■ Do this
Reproduce the material word for word, from its first line up to and including the line with "bar <box>462 168 474 265</box>".

■ Entries
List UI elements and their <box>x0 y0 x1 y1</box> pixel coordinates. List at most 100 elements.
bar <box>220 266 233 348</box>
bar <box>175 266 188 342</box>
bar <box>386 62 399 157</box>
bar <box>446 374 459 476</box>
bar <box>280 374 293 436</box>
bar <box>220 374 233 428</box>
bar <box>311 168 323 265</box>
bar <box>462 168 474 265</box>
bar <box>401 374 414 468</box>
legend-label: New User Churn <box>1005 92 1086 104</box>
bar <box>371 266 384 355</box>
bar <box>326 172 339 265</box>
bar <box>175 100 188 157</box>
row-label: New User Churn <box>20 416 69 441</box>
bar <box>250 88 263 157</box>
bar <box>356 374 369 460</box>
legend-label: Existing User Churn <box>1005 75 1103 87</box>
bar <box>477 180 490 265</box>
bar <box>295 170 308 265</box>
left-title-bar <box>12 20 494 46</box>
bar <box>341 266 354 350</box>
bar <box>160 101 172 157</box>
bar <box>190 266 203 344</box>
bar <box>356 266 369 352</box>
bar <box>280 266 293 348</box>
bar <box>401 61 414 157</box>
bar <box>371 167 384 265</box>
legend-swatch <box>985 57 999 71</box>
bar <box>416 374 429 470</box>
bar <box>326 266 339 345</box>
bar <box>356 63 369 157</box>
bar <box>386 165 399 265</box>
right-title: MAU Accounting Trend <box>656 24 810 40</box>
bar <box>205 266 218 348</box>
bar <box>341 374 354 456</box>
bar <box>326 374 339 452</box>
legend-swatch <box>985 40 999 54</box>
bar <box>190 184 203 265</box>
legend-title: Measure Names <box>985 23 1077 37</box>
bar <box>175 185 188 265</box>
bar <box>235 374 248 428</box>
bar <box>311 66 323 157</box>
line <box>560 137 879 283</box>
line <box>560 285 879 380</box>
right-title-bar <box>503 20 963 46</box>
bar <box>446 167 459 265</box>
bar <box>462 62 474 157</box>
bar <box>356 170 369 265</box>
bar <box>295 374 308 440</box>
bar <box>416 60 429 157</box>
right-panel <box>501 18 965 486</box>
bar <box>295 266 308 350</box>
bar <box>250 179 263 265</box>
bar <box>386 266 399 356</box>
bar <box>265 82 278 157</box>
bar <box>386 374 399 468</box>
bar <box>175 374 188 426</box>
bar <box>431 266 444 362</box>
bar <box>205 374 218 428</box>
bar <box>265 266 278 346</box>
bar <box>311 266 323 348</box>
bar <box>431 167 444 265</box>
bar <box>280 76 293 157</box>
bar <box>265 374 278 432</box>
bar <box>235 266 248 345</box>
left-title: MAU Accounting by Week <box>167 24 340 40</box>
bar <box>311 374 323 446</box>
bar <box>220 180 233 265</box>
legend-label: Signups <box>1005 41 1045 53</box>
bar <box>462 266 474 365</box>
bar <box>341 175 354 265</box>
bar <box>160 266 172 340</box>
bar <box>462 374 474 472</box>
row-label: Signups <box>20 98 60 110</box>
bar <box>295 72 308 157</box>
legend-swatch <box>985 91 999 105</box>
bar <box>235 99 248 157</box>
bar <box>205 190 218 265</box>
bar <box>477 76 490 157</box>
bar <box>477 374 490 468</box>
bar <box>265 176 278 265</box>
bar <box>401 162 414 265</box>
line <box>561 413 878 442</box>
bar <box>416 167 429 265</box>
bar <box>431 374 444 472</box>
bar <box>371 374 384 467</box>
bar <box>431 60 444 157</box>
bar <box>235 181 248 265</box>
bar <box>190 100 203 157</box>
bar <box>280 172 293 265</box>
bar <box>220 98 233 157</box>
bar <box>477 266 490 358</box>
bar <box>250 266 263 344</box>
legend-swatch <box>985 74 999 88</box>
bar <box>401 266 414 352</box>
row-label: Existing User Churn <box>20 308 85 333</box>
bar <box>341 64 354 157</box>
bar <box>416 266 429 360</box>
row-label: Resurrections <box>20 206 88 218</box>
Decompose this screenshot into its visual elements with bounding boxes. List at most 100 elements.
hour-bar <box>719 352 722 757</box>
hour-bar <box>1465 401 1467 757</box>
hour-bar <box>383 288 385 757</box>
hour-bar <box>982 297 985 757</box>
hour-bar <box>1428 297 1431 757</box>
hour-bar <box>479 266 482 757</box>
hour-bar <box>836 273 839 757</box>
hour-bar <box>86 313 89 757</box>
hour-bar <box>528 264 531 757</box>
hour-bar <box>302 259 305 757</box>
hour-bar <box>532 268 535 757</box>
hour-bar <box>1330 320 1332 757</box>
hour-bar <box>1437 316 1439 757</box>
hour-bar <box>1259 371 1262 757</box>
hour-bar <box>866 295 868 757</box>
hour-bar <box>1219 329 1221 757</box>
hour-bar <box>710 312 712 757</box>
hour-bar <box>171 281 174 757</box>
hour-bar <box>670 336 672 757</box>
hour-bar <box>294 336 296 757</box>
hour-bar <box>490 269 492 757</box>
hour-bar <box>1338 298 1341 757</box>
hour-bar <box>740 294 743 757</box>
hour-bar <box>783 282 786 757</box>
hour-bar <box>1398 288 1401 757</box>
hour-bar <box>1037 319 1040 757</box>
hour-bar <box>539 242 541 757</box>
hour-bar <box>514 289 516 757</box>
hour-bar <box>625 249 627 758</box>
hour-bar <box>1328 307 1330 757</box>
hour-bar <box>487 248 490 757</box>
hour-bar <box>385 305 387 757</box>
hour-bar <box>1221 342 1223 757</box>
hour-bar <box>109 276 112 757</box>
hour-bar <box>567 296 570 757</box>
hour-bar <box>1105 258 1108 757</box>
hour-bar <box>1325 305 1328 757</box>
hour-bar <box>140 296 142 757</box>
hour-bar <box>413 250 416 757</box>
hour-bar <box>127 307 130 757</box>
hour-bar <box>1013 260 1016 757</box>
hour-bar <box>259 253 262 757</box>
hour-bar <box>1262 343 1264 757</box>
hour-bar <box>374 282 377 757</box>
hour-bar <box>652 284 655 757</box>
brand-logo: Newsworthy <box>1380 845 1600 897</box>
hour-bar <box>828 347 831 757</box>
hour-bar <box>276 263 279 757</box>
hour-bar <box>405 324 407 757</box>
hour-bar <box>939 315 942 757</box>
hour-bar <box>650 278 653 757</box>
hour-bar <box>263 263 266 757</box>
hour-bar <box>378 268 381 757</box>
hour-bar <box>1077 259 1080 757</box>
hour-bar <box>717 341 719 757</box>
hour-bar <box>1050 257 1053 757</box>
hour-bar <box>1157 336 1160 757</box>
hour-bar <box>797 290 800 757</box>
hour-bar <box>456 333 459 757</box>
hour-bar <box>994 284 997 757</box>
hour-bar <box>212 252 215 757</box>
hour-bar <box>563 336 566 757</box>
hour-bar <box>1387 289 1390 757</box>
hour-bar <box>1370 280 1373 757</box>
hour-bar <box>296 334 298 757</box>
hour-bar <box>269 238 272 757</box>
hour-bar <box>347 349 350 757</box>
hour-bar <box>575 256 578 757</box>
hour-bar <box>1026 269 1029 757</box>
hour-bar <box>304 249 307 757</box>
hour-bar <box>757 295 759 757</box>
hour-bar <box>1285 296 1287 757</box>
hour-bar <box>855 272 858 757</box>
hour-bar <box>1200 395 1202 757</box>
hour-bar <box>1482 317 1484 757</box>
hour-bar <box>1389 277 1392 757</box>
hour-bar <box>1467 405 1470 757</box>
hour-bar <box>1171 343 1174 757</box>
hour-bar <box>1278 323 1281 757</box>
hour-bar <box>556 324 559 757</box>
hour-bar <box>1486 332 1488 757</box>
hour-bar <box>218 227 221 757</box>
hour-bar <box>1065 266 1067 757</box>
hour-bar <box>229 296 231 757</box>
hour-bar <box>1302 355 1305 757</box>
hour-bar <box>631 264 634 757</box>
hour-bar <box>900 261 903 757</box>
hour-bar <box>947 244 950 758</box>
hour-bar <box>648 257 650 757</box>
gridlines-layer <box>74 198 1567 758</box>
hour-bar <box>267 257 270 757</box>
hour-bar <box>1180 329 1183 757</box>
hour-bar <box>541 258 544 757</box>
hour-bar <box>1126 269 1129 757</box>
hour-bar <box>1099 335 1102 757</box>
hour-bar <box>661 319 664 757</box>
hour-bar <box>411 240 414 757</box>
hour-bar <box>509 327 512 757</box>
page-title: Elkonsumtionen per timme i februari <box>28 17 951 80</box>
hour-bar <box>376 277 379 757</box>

■ Solution to this task
List UI elements and their <box>x0 y0 x1 y1</box> pixel coordinates. List at most 100 elements.
bar <box>220 266 233 348</box>
bar <box>175 266 188 342</box>
bar <box>386 62 399 157</box>
bar <box>446 374 459 476</box>
bar <box>280 374 293 436</box>
bar <box>220 374 233 428</box>
bar <box>311 168 323 265</box>
bar <box>462 168 474 265</box>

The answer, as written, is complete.